# TASK TO COMPLETE
Extract all records. Keep each one exact.
━━━
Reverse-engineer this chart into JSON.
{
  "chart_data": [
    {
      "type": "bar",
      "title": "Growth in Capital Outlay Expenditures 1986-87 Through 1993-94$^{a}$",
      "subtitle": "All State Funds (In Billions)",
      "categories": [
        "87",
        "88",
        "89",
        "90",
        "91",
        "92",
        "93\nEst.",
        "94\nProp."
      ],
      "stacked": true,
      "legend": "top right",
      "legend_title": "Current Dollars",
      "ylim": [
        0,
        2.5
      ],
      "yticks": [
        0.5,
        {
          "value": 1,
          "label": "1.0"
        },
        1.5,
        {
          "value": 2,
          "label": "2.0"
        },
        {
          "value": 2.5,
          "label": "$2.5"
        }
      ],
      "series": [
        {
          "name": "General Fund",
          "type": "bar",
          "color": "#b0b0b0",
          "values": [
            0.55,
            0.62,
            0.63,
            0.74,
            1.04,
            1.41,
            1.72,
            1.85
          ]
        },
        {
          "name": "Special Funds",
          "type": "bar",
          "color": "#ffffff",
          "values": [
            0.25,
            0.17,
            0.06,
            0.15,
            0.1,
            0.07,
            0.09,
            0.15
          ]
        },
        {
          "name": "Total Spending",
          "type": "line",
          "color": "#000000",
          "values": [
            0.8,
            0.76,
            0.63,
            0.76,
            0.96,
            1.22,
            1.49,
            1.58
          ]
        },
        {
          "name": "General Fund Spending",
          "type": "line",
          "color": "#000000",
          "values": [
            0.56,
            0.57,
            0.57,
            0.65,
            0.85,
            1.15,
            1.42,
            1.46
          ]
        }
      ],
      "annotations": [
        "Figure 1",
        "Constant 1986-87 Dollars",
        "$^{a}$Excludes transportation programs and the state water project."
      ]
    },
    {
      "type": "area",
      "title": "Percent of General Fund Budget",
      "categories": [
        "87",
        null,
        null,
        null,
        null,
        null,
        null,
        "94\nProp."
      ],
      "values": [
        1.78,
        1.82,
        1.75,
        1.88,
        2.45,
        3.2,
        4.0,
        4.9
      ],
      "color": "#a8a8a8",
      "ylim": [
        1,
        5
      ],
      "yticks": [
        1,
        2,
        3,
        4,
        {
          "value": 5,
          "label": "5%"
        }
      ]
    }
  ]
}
━━━
# WRITTEN SOLUTION
Reverse-engineer this chart into JSON.
{
  "chart_data": [
    {
      "type": "bar",
      "title": "Growth in Capital Outlay Expenditures 1986-87 Through 1993-94$^{a}$",
      "subtitle": "All State Funds (In Billions)",
      "categories": [
        "87",
        "88",
        "89",
        "90",
        "91",
        "92",
        "93\nEst.",
        "94\nProp."
      ],
      "stacked": true,
      "legend": "top right",
      "legend_title": "Current Dollars",
      "ylim": [
        0,
        2.5
      ],
      "yticks": [
        0.5,
        {
          "value": 1,
          "label": "1.0"
        },
        1.5,
        {
          "value": 2,
          "label": "2.0"
        },
        {
          "value": 2.5,
          "label": "$2.5"
        }
      ],
      "series": [
        {
          "name": "General Fund",
          "type": "bar",
          "color": "#b0b0b0",
          "values": [
            0.55,
            0.62,
            0.63,
            0.74,
            1.04,
            1.41,
            1.72,
            1.85
          ]
        },
        {
          "name": "Special Funds",
          "type": "bar",
          "color": "#ffffff",
          "values": [
            0.25,
            0.17,
            0.06,
            0.15,
            0.1,
            0.07,
            0.09,
            0.15
          ]
        },
        {
          "name": "Total Spending",
          "type": "line",
          "color": "#000000",
          "values": [
            0.8,
            0.76,
            0.63,
            0.76,
            0.96,
            1.22,
            1.49,
            1.58
          ]
        },
        {
          "name": "General Fund Spending",
          "type": "line",
          "color": "#000000",
          "values": [
            0.56,
            0.57,
            0.57,
            0.65,
            0.85,
            1.15,
            1.42,
            1.46
          ]
        }
      ],
      "annotations": [
        "Figure 1",
        "Constant 1986-87 Dollars",
        "$^{a}$Excludes transportation programs and the state water project."
      ]
    },
    {
      "type": "area",
      "title": "Percent of General Fund Budget",
      "categories": [
        "87",
        null,
        null,
        null,
        null,
        null,
        null,
        "94\nProp."
      ],
      "values": [
        1.78,
        1.82,
        1.75,
        1.88,
        2.45,
        3.2,
        4.0,
        4.9
      ],
      "color": "#a8a8a8",
      "ylim": [
        1,
        5
      ],
      "yticks": [
        1,
        2,
        3,
        4,
        {
          "value": 5,
          "label": "5%"
        }
      ]
    }
  ]
}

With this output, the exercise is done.